Passage to read —

=-=-=-=-=

The "distress argument" refers to the emotional and psychological distress the primary
carer will inevitably feel if their LTR wishes are refused, and which will inevitably
result in an uncontrolled impairment of their parenting skills to the disadvantage of
the child.

Resolution estimates that there are approximately 1200 Leave to Remove ("LTR")
cases heard by the English courts each year. That figure does not, of course, include
the very significant number of cases in which the respondent parent accedes to the
primary carer's wish to emigrate, having received the usual legal advice as to their
limited chances of successfully defending the primary carer's LTR application should
it reach Court, and weighing it against the financial cost of litigation and its effect on
their ability to fund any overseas contact which the Court gives them should the
defence fail. With the growth in immigration and international marriages, these cases
will only increase. Those parents who unsuccessfully defend LTR applications (75%
according to the reported cases, but anecdotally as high as 90%) face the permanent
impairment or termination of their parental role.


The Absence of Expert Evidence

The central significance of the "distress argument" to the primary carer's case and
how to demonstrate it to CAFCASS and the Court will be known by even the least
savvy applicant. Accordingly, I found it strange that the Court does not, as a matter of
course, obtain specific psychiatric and/or psychological expert evidence as to this
most critical of issues. Rather, as a general legal principle, the Court appears to
believe that in each case (notwithstanding individuals' infinitely variable
psychological make up and ability to cope), the primary carer's feelings of distress
and their inability to conceal its outwards manifestations from the children is a given.
Conversely, any speculation by a trial judge that the primary carer will be able to cope
with life in England if their LTR is refused is likely, on appeal, to be relegated to the
realms of mere "judicial hope". In my own case and that of several others where the
LTR application has been successfully defended or where the former spouse has
returned to England after being granted LTR, this hope has not proven to be overly
optimistic. In one of those cases, a bizarre chain of events was set in motion that
resulted in a successful application by the father who had followed his child to Spain
after LTR was granted, for the return of the child from England where the mother had
subsequently taken him.

This refusal to permit expert evidence encourages those who accuse the Family
Courts of lacking transparency. Such reluctance may betray the reality of the situation
that the applicant's statements to an expert concerning their distress may be as self-
servingly untruthful and manipulative as those in the witness testimony. If this is the
reason, and with so much at stake, it seems to me that rather than affording the
distress argument central significance in LTR, it should be given the same weight as
any other piece of subjective, uncorroborated, self serving, and necessarily
speculative evidence.

The need for expert assessment is clear when one considers the typical manner in
which an applicant seeks to demonstrate distress: most commonly that they are
isolated, having failed to integrate themselves into any social or parental network in
this country which could offer them much needed emotional and practical support.

=-=-=-=-=

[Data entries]
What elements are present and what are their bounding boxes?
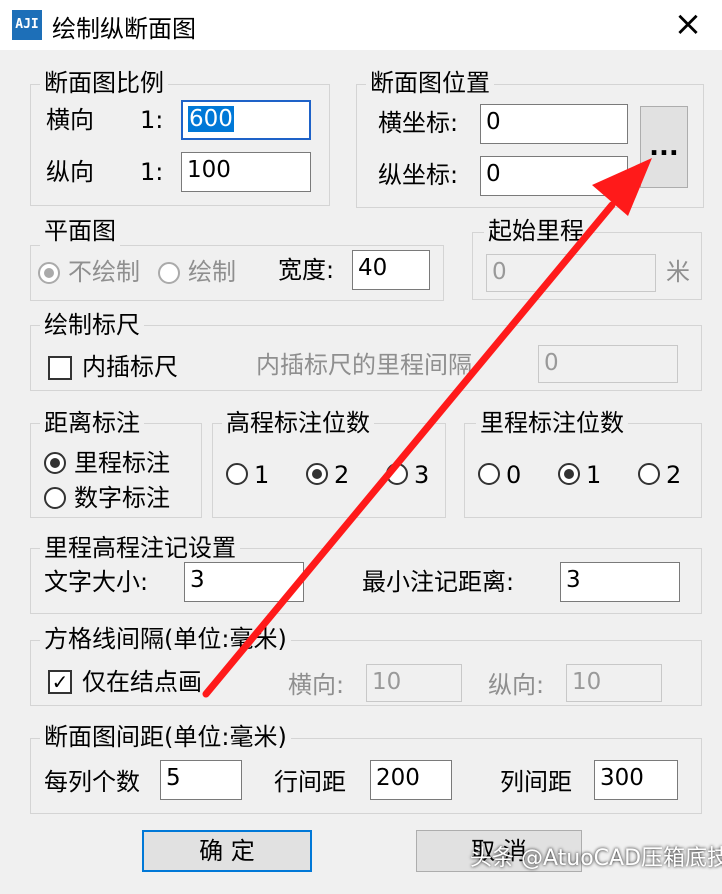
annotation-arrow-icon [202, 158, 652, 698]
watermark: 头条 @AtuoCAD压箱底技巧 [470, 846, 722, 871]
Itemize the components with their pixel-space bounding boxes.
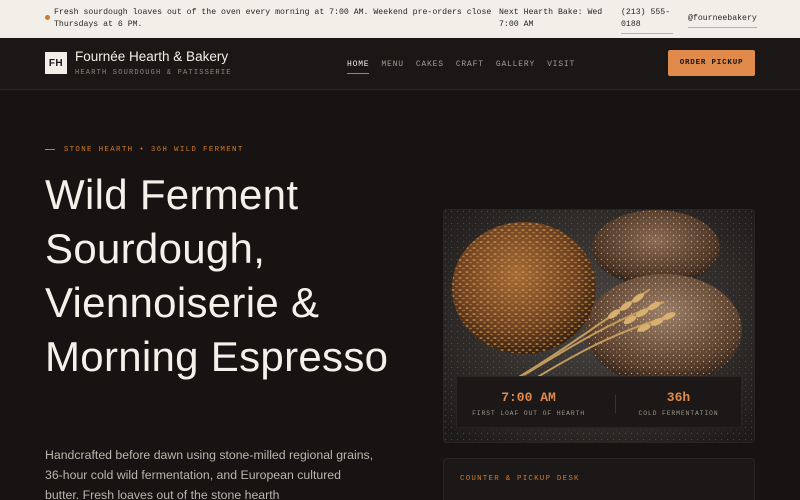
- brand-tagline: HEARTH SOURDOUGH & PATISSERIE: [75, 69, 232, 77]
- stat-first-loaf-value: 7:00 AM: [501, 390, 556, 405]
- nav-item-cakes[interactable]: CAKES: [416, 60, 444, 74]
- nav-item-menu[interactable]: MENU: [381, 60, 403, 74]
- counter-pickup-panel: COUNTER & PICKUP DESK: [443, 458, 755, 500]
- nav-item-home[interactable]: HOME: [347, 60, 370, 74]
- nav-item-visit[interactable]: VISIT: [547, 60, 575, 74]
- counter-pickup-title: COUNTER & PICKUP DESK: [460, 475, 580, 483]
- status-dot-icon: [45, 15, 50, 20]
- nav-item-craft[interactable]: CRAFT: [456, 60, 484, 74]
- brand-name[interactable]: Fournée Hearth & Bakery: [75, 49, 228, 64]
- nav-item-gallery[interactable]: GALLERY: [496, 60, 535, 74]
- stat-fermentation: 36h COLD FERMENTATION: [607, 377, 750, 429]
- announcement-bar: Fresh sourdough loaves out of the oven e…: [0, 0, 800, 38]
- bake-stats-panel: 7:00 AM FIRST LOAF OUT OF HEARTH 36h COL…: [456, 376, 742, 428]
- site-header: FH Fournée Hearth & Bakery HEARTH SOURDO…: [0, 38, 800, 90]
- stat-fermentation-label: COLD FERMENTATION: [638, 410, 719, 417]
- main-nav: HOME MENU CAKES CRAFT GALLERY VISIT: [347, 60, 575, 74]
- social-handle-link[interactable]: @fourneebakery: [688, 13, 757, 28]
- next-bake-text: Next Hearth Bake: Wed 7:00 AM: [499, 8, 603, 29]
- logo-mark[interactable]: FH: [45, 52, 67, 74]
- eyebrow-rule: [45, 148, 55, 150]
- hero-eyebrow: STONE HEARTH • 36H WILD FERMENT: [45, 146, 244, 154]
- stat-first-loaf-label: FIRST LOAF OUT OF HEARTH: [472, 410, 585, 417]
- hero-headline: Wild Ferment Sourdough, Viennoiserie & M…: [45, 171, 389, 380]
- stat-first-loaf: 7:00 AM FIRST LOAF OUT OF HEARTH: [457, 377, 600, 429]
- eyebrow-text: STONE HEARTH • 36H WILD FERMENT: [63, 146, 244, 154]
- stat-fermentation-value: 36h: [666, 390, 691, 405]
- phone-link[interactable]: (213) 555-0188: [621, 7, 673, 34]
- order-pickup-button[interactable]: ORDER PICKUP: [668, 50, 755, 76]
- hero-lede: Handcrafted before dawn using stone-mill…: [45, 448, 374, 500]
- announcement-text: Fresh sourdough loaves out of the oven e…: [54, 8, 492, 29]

=-=-=-=-=

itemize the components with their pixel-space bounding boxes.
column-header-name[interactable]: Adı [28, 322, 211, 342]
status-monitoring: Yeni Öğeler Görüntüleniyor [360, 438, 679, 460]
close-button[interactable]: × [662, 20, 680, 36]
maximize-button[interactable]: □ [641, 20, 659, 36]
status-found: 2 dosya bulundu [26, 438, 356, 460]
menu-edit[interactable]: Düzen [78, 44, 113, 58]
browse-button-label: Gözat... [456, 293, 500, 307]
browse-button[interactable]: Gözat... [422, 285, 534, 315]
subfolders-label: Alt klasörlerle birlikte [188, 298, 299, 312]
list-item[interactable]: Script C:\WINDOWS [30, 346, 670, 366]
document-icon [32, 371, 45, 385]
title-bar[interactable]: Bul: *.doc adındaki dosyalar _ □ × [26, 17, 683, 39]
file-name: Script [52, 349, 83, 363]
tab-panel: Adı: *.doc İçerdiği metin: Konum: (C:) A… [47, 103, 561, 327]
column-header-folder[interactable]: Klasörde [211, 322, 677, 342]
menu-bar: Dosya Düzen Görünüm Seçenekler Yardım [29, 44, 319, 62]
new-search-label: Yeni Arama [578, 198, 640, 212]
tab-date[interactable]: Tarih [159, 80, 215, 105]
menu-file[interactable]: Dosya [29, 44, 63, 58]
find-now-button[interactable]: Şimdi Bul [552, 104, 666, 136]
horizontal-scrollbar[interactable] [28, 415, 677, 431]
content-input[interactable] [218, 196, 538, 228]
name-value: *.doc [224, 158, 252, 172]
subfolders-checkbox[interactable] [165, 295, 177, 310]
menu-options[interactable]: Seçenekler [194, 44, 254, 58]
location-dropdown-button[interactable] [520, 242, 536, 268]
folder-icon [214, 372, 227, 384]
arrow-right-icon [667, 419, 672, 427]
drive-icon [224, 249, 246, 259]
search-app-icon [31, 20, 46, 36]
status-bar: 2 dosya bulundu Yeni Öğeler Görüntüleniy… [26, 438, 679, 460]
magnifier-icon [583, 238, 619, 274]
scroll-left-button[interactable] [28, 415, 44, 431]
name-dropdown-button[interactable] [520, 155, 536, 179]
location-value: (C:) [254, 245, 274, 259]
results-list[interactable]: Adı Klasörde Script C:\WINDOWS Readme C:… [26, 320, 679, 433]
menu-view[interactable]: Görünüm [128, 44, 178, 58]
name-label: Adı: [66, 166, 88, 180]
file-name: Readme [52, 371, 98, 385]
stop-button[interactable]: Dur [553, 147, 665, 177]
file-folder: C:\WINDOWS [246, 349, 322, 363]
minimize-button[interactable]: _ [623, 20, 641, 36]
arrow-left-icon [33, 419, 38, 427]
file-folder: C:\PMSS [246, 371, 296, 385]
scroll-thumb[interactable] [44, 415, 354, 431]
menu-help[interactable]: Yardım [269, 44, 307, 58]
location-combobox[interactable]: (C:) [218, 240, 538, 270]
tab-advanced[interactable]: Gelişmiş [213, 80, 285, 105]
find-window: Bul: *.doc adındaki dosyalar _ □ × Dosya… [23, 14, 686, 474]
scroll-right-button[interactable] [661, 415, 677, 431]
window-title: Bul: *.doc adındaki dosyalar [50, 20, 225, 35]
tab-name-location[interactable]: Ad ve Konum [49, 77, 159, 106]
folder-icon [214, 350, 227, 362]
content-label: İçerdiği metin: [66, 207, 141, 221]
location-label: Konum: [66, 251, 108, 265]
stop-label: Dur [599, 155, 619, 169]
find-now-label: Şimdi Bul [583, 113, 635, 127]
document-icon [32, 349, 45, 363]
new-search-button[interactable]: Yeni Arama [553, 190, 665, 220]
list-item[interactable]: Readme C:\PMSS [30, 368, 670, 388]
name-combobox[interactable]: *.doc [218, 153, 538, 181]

=-=-=-=-=

Exercise tasks —
1) In the passage on Leave to Remove cases, the author names the weight the distress argument should be given. List each term used there to describe "any other piece of" evidence.
2) According to the passage on Leave to Remove cases, why did the author find it strange that the Court does not, as a matter of course, obtain psychiatric or psychological expert evidence on the distress argument?
3) Resume the passage on Leave to Remove cases, beginning after its final sentence about the applicant's isolation.
These rows are separate material and are unrelated to the passage on Leave to Remove cases.

Responses to the exercise —
1)
- subjective
- uncorroborated
- self serving
- necessarily speculative

2) The author found it strange because the distress argument is of central significance to the primary carer's case, and even the least savvy applicant will know how to demonstrate it to CAFCASS and the Court. Given that, expert evidence on this most critical of issues would be expected.

3)
Further, if, as seems to be a reasonable proposition, distress is a manifestation of an
inability to cope with one's environment, how will those same coping mechanisms
perform when they are put under the very significant financial, practical, and
emotional stresses following divorce or separation and as a single parent in a country
which the applicant has not lived in for, perhaps, many years or at all. Emigration may
further add to the primary carer's anxiety if, as is often the case, they are also forced to
work full-time after many years looking after the children. This may happen because
the financial support of the non-resident parent is now diverted from the family into
excessive travel costs at a time when they have also decided to settle for a lower paid
position in order to give them the flexibility to see their children. The Recent Life
Events Questionnaire used by Social Services to evaluate coping mechanisms may be
a useful starting point. Rather poignantly for LTR cases, where a successful
application results in the child losing one of the two most significant people in his or
her life, the Background section of that Questionnaire states "Most negative life
events can be seen as involving the experience of loss" and "Losing a parent at a
young age, particularly before 11, has been reported to independently influence well-
being in both childhood and adult life".

Most significantly where neither CAFCASS nor the Courts are able to exercise any
long term influence over the success or otherwise of contact, expert analysis of the
applicant's co-parenting values and belief systems also seems to require expert
scrutiny. There is, of course, an obvious disincentive for the applicant to show the true
extent of any negativity they may harbour towards the other parent. Whilst not
claiming to be an expert in psychology (albeit its importance in my case cannot be
underestimated) it does seem revealing to me how:

(a) many applicants with a history of obstructing contact promise to literally throw
open the doors of their foreign home should they be granted LTR.

(b) many LTR applications follow closely on the non-resident parent seeking to
formalise their own parental rights with the court.

(c) an applicant who the law treats generally as being unable to control their emotions,
has the self awareness and objectivity to put aside the inevitable acrimony that
accompanies LTR applications in exercising their parental responsibility to decide
whether LTR is in the children's best interests.

In view of the paramountcy principle and the absence of independent representation
for the child, I was also surprised to find that no expert child psychology evidence is
requested by the Court, unless there is a specific need requiring it (for example,
significant parental conflict or the LTR's effect on any special needs they have). There
are a number of factors unique to a child which warrant careful expert scrutiny. These
include the child's ability to cope with the anticipated parental distress, their new
lifestyle and the consequent loss of education, friends and family in this country, as
well as the quality of their parental attachments. Such expert analysis is even more
important when the child's wishes are invariably expressed against the likely
background of coaching and parental alienation.

In the absence of such expert scrutiny, the necessarily more superficial analysis of the
facts and associated conclusions in certain of the reported cases give further
encouragement to those that accuse LTR of being too primary-carer (rather than child)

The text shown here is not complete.